***** RECORD LIST
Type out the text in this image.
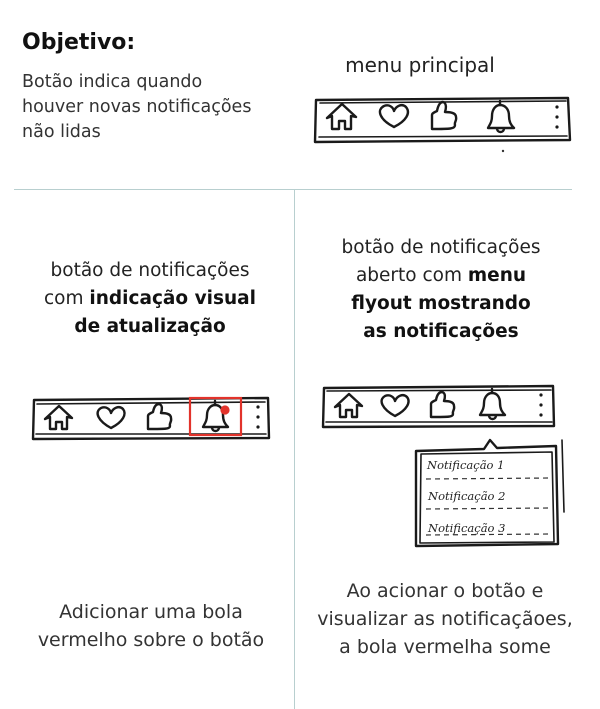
Objetivo:
Botão indica quando
houver novas notificações
não lidas
menu principal
botão de notificações
com indicação visual
de atualização
Adicionar uma bola
vermelho sobre o botão
botão de notificações
aberto com menu
flyout mostrando
as notificações
Notificação 1
Notificação 2
Notificação 3
Ao acionar o botão e
visualizar as notificaçãoes,
a bola vermelha some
**********
STATED PROBLEM » Pick out each line containing the string "notificações" and copy it.

TASK RESULT »
houver novas notificações
botão de notificações
botão de notificações
as notificações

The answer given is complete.